(GIVEN EXERCISE)
Below are entries to be transcribed exactly; exclude the pictures from the copy.

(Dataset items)
+ + + + +
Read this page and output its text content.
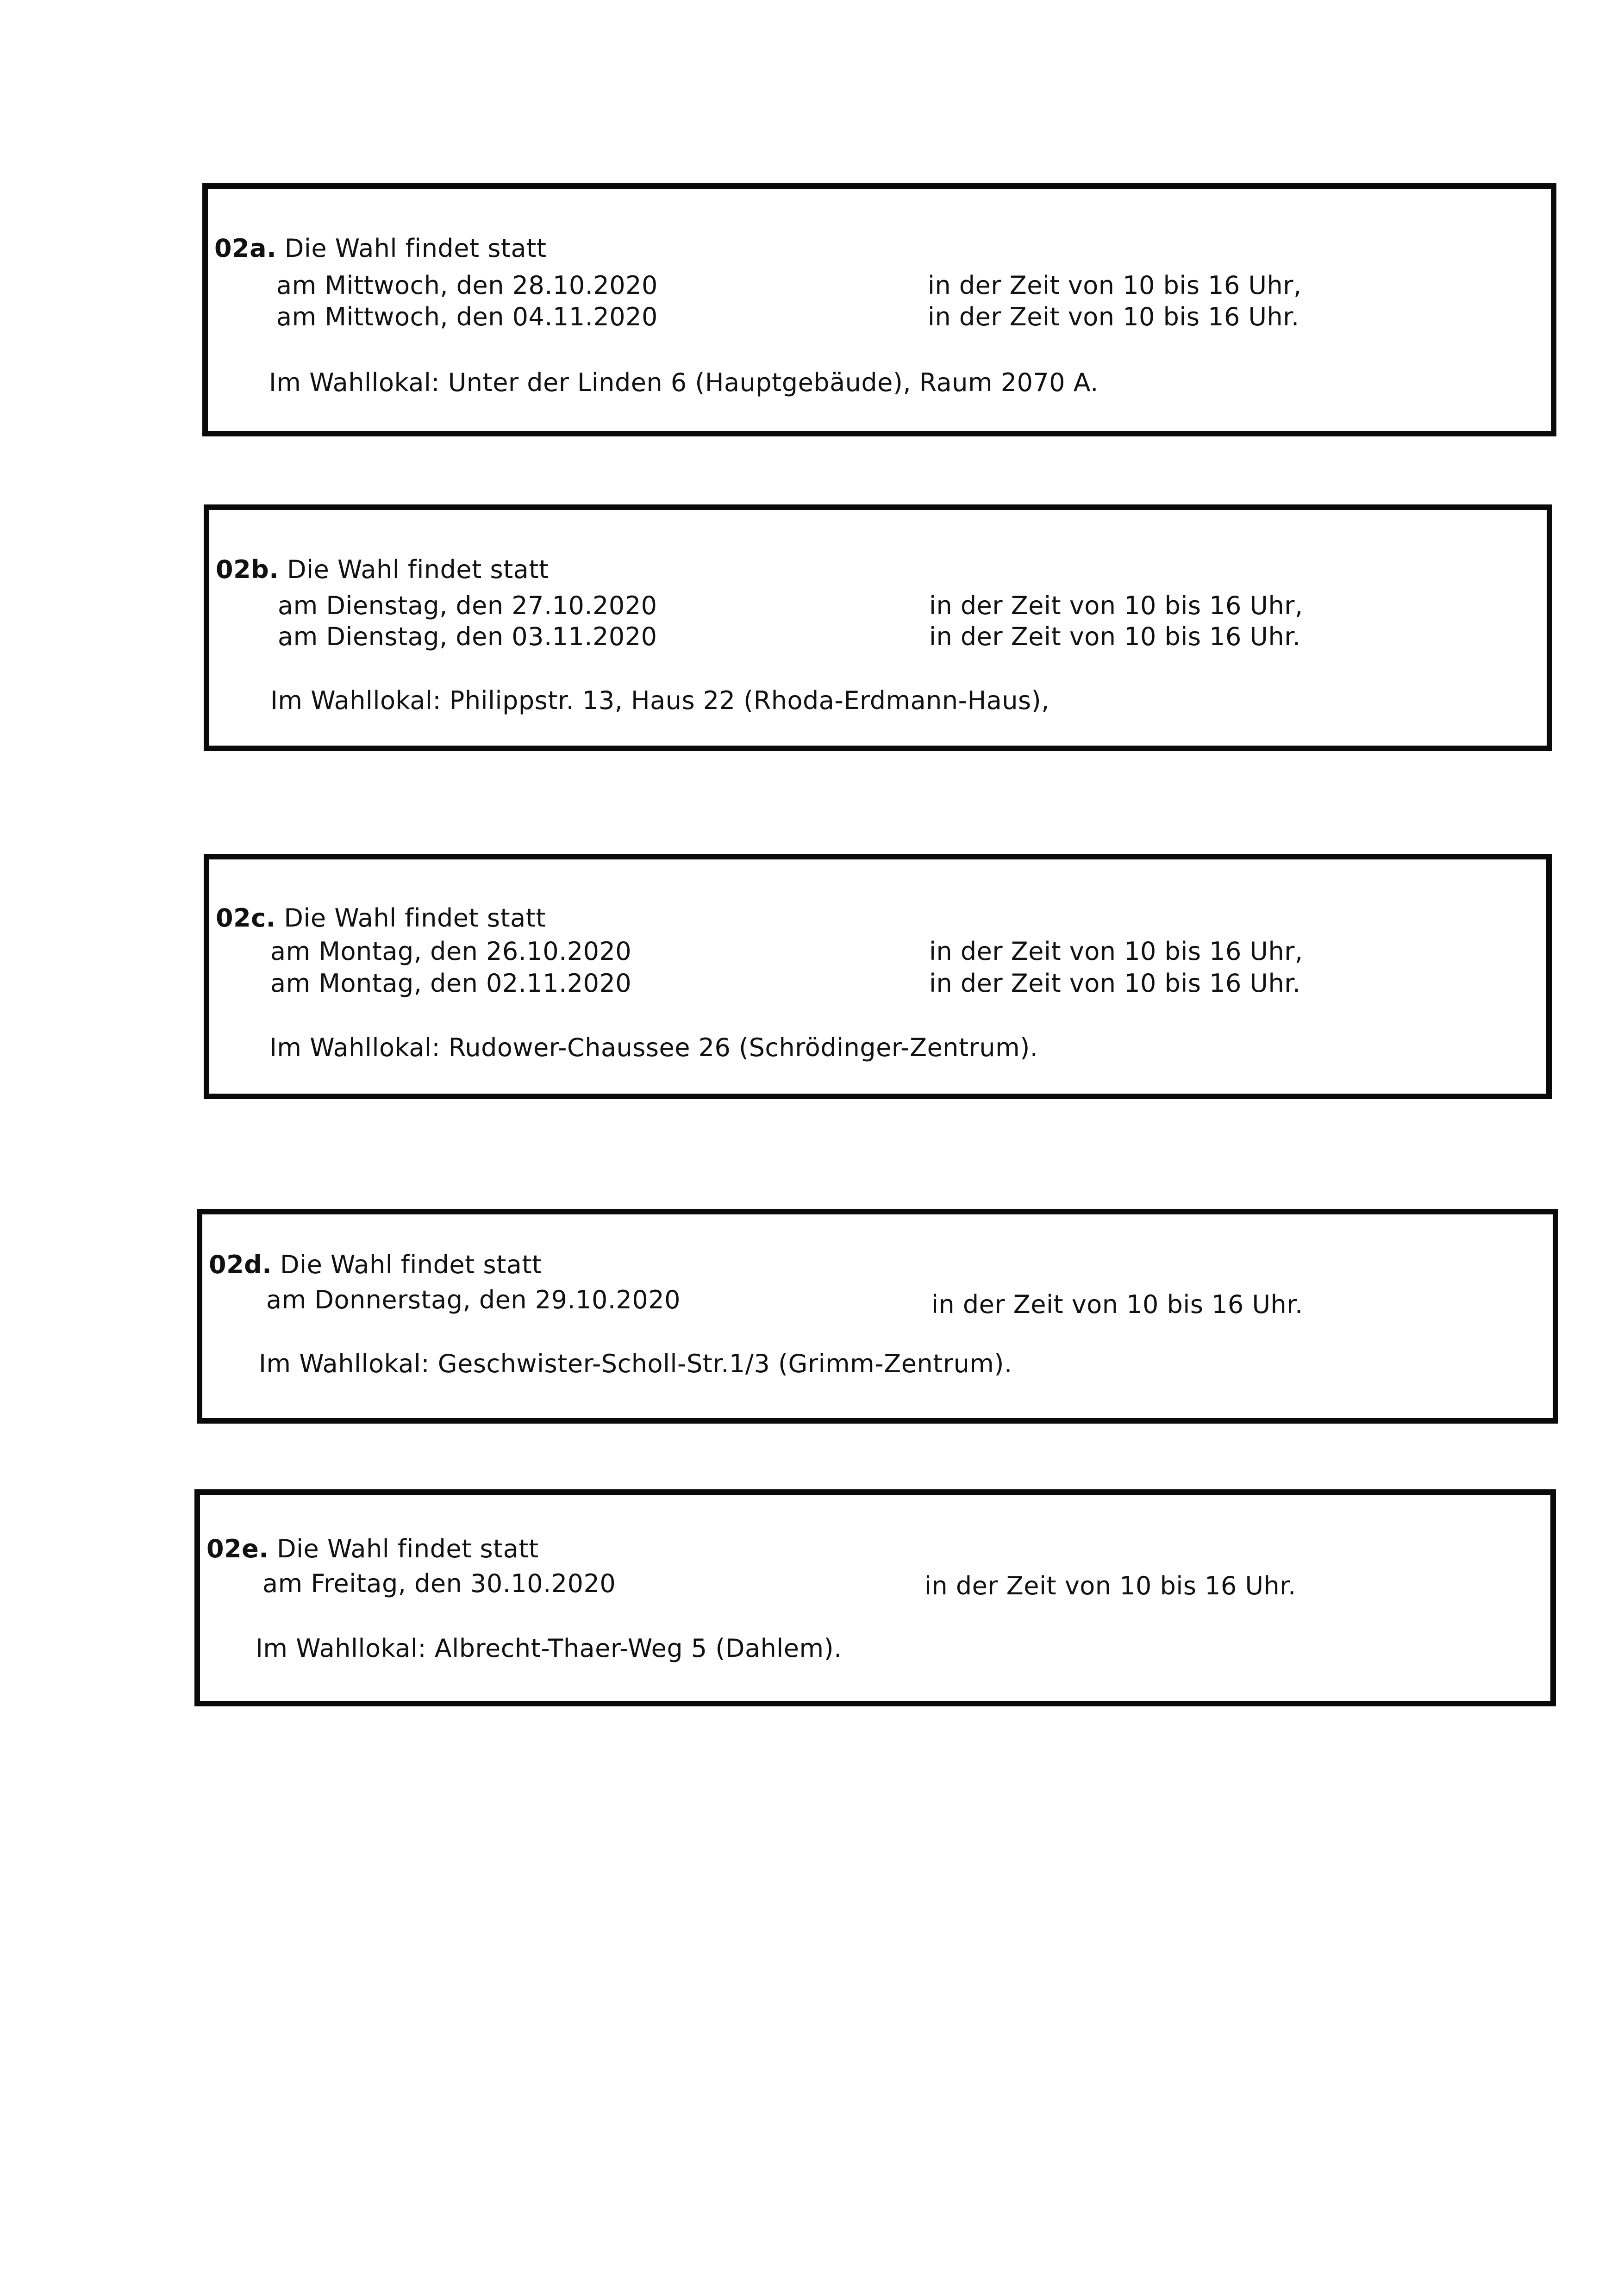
02a. Die Wahl findet statt
am Mittwoch, den 28.10.2020	in der Zeit von 10 bis 16 Uhr,
am Mittwoch, den 04.11.2020	in der Zeit von 10 bis 16 Uhr.
Im Wahllokal: Unter der Linden 6 (Hauptgebäude), Raum 2070 A.
02b. Die Wahl findet statt
am Dienstag, den 27.10.2020	in der Zeit von 10 bis 16 Uhr,
am Dienstag, den 03.11.2020	in der Zeit von 10 bis 16 Uhr.
Im Wahllokal: Philippstr. 13, Haus 22 (Rhoda-Erdmann-Haus),
02c. Die Wahl findet statt
am Montag, den 26.10.2020	in der Zeit von 10 bis 16 Uhr,
am Montag, den 02.11.2020	in der Zeit von 10 bis 16 Uhr.
Im Wahllokal: Rudower-Chaussee 26 (Schrödinger-Zentrum).
02d. Die Wahl findet statt
am Donnerstag, den 29.10.2020	in der Zeit von 10 bis 16 Uhr.
Im Wahllokal: Geschwister-Scholl-Str.1/3 (Grimm-Zentrum).
02e. Die Wahl findet statt
am Freitag, den 30.10.2020	in der Zeit von 10 bis 16 Uhr.
Im Wahllokal: Albrecht-Thaer-Weg 5 (Dahlem).
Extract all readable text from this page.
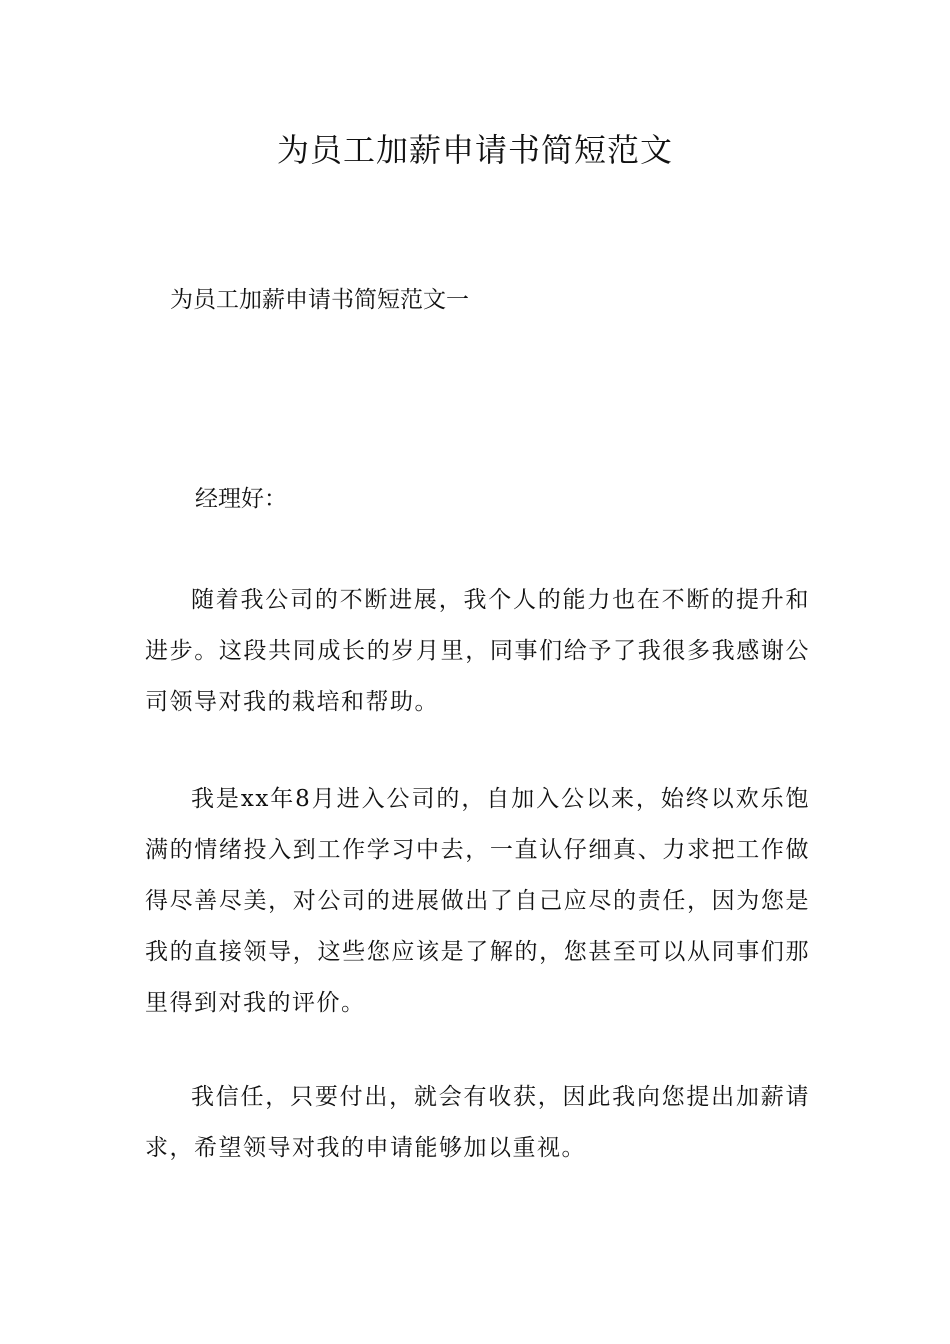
为员工加薪申请书简短范文

为员工加薪申请书简短范文一

经理好：

随着我公司的不断进展，我个人的能力也在不断的提升和进步。这段共同成长的岁月里，同事们给予了我很多我感谢公司领导对我的栽培和帮助。

我是xx年8月进入公司的，自加入公以来，始终以欢乐饱满的情绪投入到工作学习中去，一直认仔细真、力求把工作做得尽善尽美，对公司的进展做出了自己应尽的责任，因为您是我的直接领导，这些您应该是了解的，您甚至可以从同事们那里得到对我的评价。

我信任，只要付出，就会有收获，因此我向您提出加薪请求，希望领导对我的申请能够加以重视。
+ + + + +
(TASK SOLUTION)
Read this page and output its text content.
02a. Die Wahl findet statt
am Mittwoch, den 28.10.2020	in der Zeit von 10 bis 16 Uhr,
am Mittwoch, den 04.11.2020	in der Zeit von 10 bis 16 Uhr.
Im Wahllokal: Unter der Linden 6 (Hauptgebäude), Raum 2070 A.
02b. Die Wahl findet statt
am Dienstag, den 27.10.2020	in der Zeit von 10 bis 16 Uhr,
am Dienstag, den 03.11.2020	in der Zeit von 10 bis 16 Uhr.
Im Wahllokal: Philippstr. 13, Haus 22 (Rhoda-Erdmann-Haus),
02c. Die Wahl findet statt
am Montag, den 26.10.2020	in der Zeit von 10 bis 16 Uhr,
am Montag, den 02.11.2020	in der Zeit von 10 bis 16 Uhr.
Im Wahllokal: Rudower-Chaussee 26 (Schrödinger-Zentrum).
02d. Die Wahl findet statt
am Donnerstag, den 29.10.2020	in der Zeit von 10 bis 16 Uhr.
Im Wahllokal: Geschwister-Scholl-Str.1/3 (Grimm-Zentrum).
02e. Die Wahl findet statt
am Freitag, den 30.10.2020	in der Zeit von 10 bis 16 Uhr.
Im Wahllokal: Albrecht-Thaer-Weg 5 (Dahlem).
Extract all readable text from this page.
为员工加薪申请书简短范文

为员工加薪申请书简短范文一

经理好：

随着我公司的不断进展，我个人的能力也在不断的提升和进步。这段共同成长的岁月里，同事们给予了我很多我感谢公司领导对我的栽培和帮助。

我是xx年8月进入公司的，自加入公以来，始终以欢乐饱满的情绪投入到工作学习中去，一直认仔细真、力求把工作做得尽善尽美，对公司的进展做出了自己应尽的责任，因为您是我的直接领导，这些您应该是了解的，您甚至可以从同事们那里得到对我的评价。

我信任，只要付出，就会有收获，因此我向您提出加薪请求，希望领导对我的申请能够加以重视。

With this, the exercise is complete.